Items listed in a dataset
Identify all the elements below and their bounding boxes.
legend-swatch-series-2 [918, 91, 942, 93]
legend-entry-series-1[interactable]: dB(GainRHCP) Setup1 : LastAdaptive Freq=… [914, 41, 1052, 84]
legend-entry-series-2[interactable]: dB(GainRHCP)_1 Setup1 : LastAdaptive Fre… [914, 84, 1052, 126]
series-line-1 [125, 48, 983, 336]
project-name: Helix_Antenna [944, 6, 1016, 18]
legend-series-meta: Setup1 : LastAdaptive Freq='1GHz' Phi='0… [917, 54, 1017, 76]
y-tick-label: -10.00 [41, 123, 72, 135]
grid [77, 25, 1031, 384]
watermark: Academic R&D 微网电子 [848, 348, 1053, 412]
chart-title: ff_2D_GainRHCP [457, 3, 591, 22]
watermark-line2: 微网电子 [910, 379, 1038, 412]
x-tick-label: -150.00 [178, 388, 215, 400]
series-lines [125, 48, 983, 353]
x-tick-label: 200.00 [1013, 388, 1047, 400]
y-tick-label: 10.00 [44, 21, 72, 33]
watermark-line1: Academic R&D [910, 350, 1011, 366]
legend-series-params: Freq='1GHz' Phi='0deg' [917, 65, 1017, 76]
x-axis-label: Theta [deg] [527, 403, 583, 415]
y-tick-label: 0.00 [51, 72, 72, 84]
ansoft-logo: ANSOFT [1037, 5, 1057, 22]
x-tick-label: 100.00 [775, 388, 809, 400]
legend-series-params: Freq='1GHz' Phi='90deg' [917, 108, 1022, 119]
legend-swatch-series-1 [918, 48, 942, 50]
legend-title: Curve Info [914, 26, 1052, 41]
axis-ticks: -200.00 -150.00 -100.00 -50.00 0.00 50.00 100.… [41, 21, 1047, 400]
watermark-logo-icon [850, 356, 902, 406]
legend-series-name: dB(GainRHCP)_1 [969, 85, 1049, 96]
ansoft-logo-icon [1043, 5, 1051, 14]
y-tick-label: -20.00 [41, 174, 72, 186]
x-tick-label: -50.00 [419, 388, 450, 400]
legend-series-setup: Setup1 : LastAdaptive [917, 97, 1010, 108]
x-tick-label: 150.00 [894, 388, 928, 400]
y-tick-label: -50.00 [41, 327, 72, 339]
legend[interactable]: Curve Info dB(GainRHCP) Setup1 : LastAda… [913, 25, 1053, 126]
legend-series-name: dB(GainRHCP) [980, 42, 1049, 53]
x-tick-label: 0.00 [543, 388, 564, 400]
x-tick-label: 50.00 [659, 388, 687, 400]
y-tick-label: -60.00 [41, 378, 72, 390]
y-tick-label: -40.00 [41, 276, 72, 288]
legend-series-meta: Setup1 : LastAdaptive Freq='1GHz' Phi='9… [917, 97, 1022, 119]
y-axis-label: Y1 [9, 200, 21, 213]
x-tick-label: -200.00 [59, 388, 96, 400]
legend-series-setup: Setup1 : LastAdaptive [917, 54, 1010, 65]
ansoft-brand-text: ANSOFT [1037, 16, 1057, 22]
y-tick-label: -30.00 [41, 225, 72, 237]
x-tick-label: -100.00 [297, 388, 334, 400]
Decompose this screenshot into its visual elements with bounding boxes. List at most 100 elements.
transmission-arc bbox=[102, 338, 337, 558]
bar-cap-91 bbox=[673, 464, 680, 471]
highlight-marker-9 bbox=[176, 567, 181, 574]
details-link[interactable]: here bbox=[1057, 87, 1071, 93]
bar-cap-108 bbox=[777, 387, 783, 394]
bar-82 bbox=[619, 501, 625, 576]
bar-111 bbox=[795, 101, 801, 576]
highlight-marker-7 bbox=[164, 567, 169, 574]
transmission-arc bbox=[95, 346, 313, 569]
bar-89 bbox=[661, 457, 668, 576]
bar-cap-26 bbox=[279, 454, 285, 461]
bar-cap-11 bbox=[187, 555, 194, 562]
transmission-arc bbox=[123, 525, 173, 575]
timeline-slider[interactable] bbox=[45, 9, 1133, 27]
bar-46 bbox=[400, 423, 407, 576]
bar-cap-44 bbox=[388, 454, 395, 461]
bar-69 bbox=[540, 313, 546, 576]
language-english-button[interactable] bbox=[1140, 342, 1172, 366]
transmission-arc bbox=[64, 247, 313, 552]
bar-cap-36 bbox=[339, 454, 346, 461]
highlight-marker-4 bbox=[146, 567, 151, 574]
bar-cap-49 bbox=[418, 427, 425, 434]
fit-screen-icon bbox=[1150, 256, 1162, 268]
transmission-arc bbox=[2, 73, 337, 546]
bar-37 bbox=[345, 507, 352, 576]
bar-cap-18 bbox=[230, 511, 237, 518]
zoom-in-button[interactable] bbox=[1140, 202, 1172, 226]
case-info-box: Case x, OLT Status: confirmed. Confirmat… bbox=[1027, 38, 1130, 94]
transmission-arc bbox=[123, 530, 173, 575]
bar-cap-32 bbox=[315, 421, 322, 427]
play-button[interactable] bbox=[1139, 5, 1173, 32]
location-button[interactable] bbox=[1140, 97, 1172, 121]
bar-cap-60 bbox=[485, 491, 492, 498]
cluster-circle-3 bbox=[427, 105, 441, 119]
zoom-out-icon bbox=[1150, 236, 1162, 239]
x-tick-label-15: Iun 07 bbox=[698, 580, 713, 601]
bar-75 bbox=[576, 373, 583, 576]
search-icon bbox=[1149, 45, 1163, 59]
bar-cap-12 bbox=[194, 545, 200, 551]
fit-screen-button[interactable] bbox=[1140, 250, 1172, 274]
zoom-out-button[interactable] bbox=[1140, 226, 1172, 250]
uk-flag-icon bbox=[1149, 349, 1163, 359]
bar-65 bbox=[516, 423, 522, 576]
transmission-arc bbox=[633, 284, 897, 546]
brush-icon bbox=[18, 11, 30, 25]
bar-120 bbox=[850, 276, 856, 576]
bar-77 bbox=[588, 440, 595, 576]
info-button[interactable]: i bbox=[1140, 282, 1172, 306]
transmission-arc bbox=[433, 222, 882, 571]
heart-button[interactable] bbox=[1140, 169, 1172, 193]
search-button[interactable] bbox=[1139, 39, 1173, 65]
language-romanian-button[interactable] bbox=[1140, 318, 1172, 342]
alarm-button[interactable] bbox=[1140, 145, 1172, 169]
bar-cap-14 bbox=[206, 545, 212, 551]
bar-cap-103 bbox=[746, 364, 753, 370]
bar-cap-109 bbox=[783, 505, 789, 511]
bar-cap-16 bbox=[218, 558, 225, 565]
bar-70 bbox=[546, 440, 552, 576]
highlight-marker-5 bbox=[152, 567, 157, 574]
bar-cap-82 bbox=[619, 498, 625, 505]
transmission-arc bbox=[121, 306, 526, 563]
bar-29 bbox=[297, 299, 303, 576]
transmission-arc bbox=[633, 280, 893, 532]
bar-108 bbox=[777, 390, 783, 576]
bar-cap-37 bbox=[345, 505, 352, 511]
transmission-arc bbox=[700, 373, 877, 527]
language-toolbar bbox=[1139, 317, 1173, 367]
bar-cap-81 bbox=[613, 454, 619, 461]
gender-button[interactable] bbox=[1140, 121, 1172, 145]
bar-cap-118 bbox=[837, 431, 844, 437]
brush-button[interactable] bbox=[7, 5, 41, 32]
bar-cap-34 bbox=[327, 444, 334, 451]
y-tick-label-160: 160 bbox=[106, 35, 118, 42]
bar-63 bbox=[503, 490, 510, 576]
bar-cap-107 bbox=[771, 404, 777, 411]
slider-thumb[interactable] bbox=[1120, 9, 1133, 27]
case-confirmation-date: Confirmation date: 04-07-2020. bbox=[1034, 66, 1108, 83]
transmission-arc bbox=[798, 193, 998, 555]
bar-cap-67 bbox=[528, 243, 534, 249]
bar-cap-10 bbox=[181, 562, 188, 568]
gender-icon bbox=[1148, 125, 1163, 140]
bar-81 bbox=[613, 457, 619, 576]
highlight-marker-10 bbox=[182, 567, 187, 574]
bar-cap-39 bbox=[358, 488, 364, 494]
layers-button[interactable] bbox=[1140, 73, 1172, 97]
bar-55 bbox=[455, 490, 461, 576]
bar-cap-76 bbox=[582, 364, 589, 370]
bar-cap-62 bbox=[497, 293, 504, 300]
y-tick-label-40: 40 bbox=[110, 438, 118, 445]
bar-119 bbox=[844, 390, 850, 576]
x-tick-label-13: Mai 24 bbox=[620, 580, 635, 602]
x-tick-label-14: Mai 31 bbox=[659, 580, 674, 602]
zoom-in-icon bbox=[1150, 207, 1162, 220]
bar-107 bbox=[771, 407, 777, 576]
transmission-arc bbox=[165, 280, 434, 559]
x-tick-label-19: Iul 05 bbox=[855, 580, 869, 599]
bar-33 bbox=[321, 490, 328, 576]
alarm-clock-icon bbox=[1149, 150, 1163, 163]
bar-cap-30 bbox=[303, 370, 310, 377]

Exercise details - Starting at the first row and ending at the row with "x-tick-label: -100.00 [297, 388, 334, 400]", switch "Curve Info" to "Series Info" and write those rows out again with everything else left unchanged.

The reply -
Identify all the elements below and their bounding boxes.
legend-swatch-series-2 [918, 91, 942, 93]
legend-entry-series-1[interactable]: dB(GainRHCP) Setup1 : LastAdaptive Freq=… [914, 41, 1052, 84]
legend-entry-series-2[interactable]: dB(GainRHCP)_1 Setup1 : LastAdaptive Fre… [914, 84, 1052, 126]
series-line-1 [125, 48, 983, 336]
project-name: Helix_Antenna [944, 6, 1016, 18]
legend-series-meta: Setup1 : LastAdaptive Freq='1GHz' Phi='0… [917, 54, 1017, 76]
y-tick-label: -10.00 [41, 123, 72, 135]
grid [77, 25, 1031, 384]
watermark: Academic R&D 微网电子 [848, 348, 1053, 412]
chart-title: ff_2D_GainRHCP [457, 3, 591, 22]
watermark-line2: 微网电子 [910, 379, 1038, 412]
x-tick-label: -150.00 [178, 388, 215, 400]
series-lines [125, 48, 983, 353]
x-tick-label: 200.00 [1013, 388, 1047, 400]
y-tick-label: 10.00 [44, 21, 72, 33]
watermark-line1: Academic R&D [910, 350, 1011, 366]
legend-series-params: Freq='1GHz' Phi='0deg' [917, 65, 1017, 76]
x-axis-label: Theta [deg] [527, 403, 583, 415]
y-tick-label: 0.00 [51, 72, 72, 84]
ansoft-logo: ANSOFT [1037, 5, 1057, 22]
x-tick-label: 100.00 [775, 388, 809, 400]
legend-series-params: Freq='1GHz' Phi='90deg' [917, 108, 1022, 119]
legend-swatch-series-1 [918, 48, 942, 50]
legend-title: Series Info [914, 26, 1052, 41]
axis-ticks: -200.00 -150.00 -100.00 -50.00 0.00 50.00 100.… [41, 21, 1047, 400]
watermark-logo-icon [850, 356, 902, 406]
legend-series-name: dB(GainRHCP)_1 [969, 85, 1049, 96]
ansoft-logo-icon [1043, 5, 1051, 14]
y-tick-label: -20.00 [41, 174, 72, 186]
x-tick-label: -50.00 [419, 388, 450, 400]
legend-series-setup: Setup1 : LastAdaptive [917, 97, 1010, 108]
x-tick-label: 150.00 [894, 388, 928, 400]
y-tick-label: -50.00 [41, 327, 72, 339]
legend[interactable]: Series Info dB(GainRHCP) Setup1 : LastAda… [913, 25, 1053, 126]
legend-series-name: dB(GainRHCP) [980, 42, 1049, 53]
x-tick-label: 0.00 [543, 388, 564, 400]
x-tick-label: 50.00 [659, 388, 687, 400]
y-tick-label: -60.00 [41, 378, 72, 390]
y-tick-label: -40.00 [41, 276, 72, 288]
legend-series-meta: Setup1 : LastAdaptive Freq='1GHz' Phi='9… [917, 97, 1022, 119]
y-axis-label: Y1 [9, 200, 21, 213]
x-tick-label: -200.00 [59, 388, 96, 400]
legend-series-setup: Setup1 : LastAdaptive [917, 54, 1010, 65]
ansoft-brand-text: ANSOFT [1037, 16, 1057, 22]
y-tick-label: -30.00 [41, 225, 72, 237]
x-tick-label: -100.00 [297, 388, 334, 400]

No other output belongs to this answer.